## EXERCISE INSTRUCTIONS
All records are to be retyped faithfully and completely.

## Dataset items
________________________________________
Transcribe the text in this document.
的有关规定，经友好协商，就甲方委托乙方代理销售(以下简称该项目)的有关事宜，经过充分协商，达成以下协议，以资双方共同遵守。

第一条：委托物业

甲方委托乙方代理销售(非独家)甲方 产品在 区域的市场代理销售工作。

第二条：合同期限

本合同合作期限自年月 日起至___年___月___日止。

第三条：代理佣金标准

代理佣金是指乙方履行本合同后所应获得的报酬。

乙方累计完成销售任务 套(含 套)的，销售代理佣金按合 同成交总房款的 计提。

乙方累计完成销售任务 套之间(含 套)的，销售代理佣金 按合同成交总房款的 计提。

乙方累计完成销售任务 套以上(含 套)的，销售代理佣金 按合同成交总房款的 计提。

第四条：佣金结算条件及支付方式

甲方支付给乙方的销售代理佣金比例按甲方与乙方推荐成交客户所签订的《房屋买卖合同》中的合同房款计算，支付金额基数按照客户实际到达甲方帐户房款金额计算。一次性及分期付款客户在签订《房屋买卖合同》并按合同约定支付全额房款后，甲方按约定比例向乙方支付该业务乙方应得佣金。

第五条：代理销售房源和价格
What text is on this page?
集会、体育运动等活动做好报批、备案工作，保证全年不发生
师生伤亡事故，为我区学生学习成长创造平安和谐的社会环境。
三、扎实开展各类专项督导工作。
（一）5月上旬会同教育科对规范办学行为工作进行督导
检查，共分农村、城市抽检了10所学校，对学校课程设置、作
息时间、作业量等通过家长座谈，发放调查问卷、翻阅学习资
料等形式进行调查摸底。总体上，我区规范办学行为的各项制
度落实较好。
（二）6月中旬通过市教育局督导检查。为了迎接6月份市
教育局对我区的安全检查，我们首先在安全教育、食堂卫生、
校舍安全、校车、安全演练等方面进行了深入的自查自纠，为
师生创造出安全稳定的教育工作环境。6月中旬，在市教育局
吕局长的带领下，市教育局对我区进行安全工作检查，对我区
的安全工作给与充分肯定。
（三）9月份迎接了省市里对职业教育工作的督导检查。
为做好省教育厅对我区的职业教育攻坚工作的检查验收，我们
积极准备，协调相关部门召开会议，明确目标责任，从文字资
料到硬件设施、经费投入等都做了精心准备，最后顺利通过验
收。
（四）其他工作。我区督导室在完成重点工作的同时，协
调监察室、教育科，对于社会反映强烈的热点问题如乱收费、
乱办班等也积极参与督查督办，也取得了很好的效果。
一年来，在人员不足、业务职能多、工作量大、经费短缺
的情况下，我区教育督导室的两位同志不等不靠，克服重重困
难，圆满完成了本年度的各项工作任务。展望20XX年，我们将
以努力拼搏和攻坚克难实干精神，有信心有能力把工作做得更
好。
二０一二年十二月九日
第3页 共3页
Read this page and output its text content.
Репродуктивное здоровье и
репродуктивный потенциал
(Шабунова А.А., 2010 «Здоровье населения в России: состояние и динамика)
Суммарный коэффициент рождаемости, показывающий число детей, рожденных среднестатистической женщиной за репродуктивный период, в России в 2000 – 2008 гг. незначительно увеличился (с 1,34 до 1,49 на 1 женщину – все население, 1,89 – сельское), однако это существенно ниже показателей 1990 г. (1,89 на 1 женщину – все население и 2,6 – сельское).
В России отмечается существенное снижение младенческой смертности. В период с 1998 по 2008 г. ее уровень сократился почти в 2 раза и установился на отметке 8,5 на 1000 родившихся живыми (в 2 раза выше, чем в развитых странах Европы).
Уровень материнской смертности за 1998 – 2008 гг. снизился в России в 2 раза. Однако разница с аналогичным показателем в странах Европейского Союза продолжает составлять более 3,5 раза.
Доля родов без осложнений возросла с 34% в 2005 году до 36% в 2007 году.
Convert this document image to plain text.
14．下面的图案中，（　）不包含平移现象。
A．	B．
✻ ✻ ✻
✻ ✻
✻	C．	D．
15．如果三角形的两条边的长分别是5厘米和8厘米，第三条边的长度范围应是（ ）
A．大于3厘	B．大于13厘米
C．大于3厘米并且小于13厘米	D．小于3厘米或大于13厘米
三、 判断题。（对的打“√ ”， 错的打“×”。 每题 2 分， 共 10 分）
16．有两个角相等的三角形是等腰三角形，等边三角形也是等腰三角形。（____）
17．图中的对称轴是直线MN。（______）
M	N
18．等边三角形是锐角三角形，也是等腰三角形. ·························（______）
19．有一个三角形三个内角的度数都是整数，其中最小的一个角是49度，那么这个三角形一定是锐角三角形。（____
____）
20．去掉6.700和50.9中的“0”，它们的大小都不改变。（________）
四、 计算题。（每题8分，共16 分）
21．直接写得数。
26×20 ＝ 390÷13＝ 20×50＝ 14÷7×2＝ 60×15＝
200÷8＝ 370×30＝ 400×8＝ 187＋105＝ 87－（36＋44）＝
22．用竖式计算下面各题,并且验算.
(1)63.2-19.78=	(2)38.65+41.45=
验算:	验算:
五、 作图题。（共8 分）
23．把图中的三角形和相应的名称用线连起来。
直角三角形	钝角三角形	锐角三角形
________________________________________
## FINISHED ANSWER
Transcribe the text in this document.
的有关规定，经友好协商，就甲方委托乙方代理销售(以下简称该项目)的有关事宜，经过充分协商，达成以下协议，以资双方共同遵守。

第一条：委托物业

甲方委托乙方代理销售(非独家)甲方 产品在 区域的市场代理销售工作。

第二条：合同期限

本合同合作期限自年月 日起至___年___月___日止。

第三条：代理佣金标准

代理佣金是指乙方履行本合同后所应获得的报酬。

乙方累计完成销售任务 套(含 套)的，销售代理佣金按合 同成交总房款的 计提。

乙方累计完成销售任务 套之间(含 套)的，销售代理佣金 按合同成交总房款的 计提。

乙方累计完成销售任务 套以上(含 套)的，销售代理佣金 按合同成交总房款的 计提。

第四条：佣金结算条件及支付方式

甲方支付给乙方的销售代理佣金比例按甲方与乙方推荐成交客户所签订的《房屋买卖合同》中的合同房款计算，支付金额基数按照客户实际到达甲方帐户房款金额计算。一次性及分期付款客户在签订《房屋买卖合同》并按合同约定支付全额房款后，甲方按约定比例向乙方支付该业务乙方应得佣金。

第五条：代理销售房源和价格
What text is on this page?
集会、体育运动等活动做好报批、备案工作，保证全年不发生
师生伤亡事故，为我区学生学习成长创造平安和谐的社会环境。
三、扎实开展各类专项督导工作。
（一）5月上旬会同教育科对规范办学行为工作进行督导
检查，共分农村、城市抽检了10所学校，对学校课程设置、作
息时间、作业量等通过家长座谈，发放调查问卷、翻阅学习资
料等形式进行调查摸底。总体上，我区规范办学行为的各项制
度落实较好。
（二）6月中旬通过市教育局督导检查。为了迎接6月份市
教育局对我区的安全检查，我们首先在安全教育、食堂卫生、
校舍安全、校车、安全演练等方面进行了深入的自查自纠，为
师生创造出安全稳定的教育工作环境。6月中旬，在市教育局
吕局长的带领下，市教育局对我区进行安全工作检查，对我区
的安全工作给与充分肯定。
（三）9月份迎接了省市里对职业教育工作的督导检查。
为做好省教育厅对我区的职业教育攻坚工作的检查验收，我们
积极准备，协调相关部门召开会议，明确目标责任，从文字资
料到硬件设施、经费投入等都做了精心准备，最后顺利通过验
收。
（四）其他工作。我区督导室在完成重点工作的同时，协
调监察室、教育科，对于社会反映强烈的热点问题如乱收费、
乱办班等也积极参与督查督办，也取得了很好的效果。
一年来，在人员不足、业务职能多、工作量大、经费短缺
的情况下，我区教育督导室的两位同志不等不靠，克服重重困
难，圆满完成了本年度的各项工作任务。展望20XX年，我们将
以努力拼搏和攻坚克难实干精神，有信心有能力把工作做得更
好。
二０一二年十二月九日
第3页 共3页
Read this page and output its text content.
Репродуктивное здоровье и
репродуктивный потенциал
(Шабунова А.А., 2010 «Здоровье населения в России: состояние и динамика)
Суммарный коэффициент рождаемости, показывающий число детей, рожденных среднестатистической женщиной за репродуктивный период, в России в 2000 – 2008 гг. незначительно увеличился (с 1,34 до 1,49 на 1 женщину – все население, 1,89 – сельское), однако это существенно ниже показателей 1990 г. (1,89 на 1 женщину – все население и 2,6 – сельское).
В России отмечается существенное снижение младенческой смертности. В период с 1998 по 2008 г. ее уровень сократился почти в 2 раза и установился на отметке 8,5 на 1000 родившихся живыми (в 2 раза выше, чем в развитых странах Европы).
Уровень материнской смертности за 1998 – 2008 гг. снизился в России в 2 раза. Однако разница с аналогичным показателем в странах Европейского Союза продолжает составлять более 3,5 раза.
Доля родов без осложнений возросла с 34% в 2005 году до 36% в 2007 году.
Convert this document image to plain text.
14．下面的图案中，（　）不包含平移现象。
A．	B．
✻ ✻ ✻
✻ ✻
✻	C．	D．
15．如果三角形的两条边的长分别是5厘米和8厘米，第三条边的长度范围应是（ ）
A．大于3厘	B．大于13厘米
C．大于3厘米并且小于13厘米	D．小于3厘米或大于13厘米
三、 判断题。（对的打“√ ”， 错的打“×”。 每题 2 分， 共 10 分）
16．有两个角相等的三角形是等腰三角形，等边三角形也是等腰三角形。（____）
17．图中的对称轴是直线MN。（______）
M	N
18．等边三角形是锐角三角形，也是等腰三角形. ·························（______）
19．有一个三角形三个内角的度数都是整数，其中最小的一个角是49度，那么这个三角形一定是锐角三角形。（____
____）
20．去掉6.700和50.9中的“0”，它们的大小都不改变。（________）
四、 计算题。（每题8分，共16 分）
21．直接写得数。
26×20 ＝ 390÷13＝ 20×50＝ 14÷7×2＝ 60×15＝
200÷8＝ 370×30＝ 400×8＝ 187＋105＝ 87－（36＋44）＝
22．用竖式计算下面各题,并且验算.
(1)63.2-19.78=	(2)38.65+41.45=
验算:	验算:
五、 作图题。（共8 分）
23．把图中的三角形和相应的名称用线连起来。
直角三角形	钝角三角形	锐角三角形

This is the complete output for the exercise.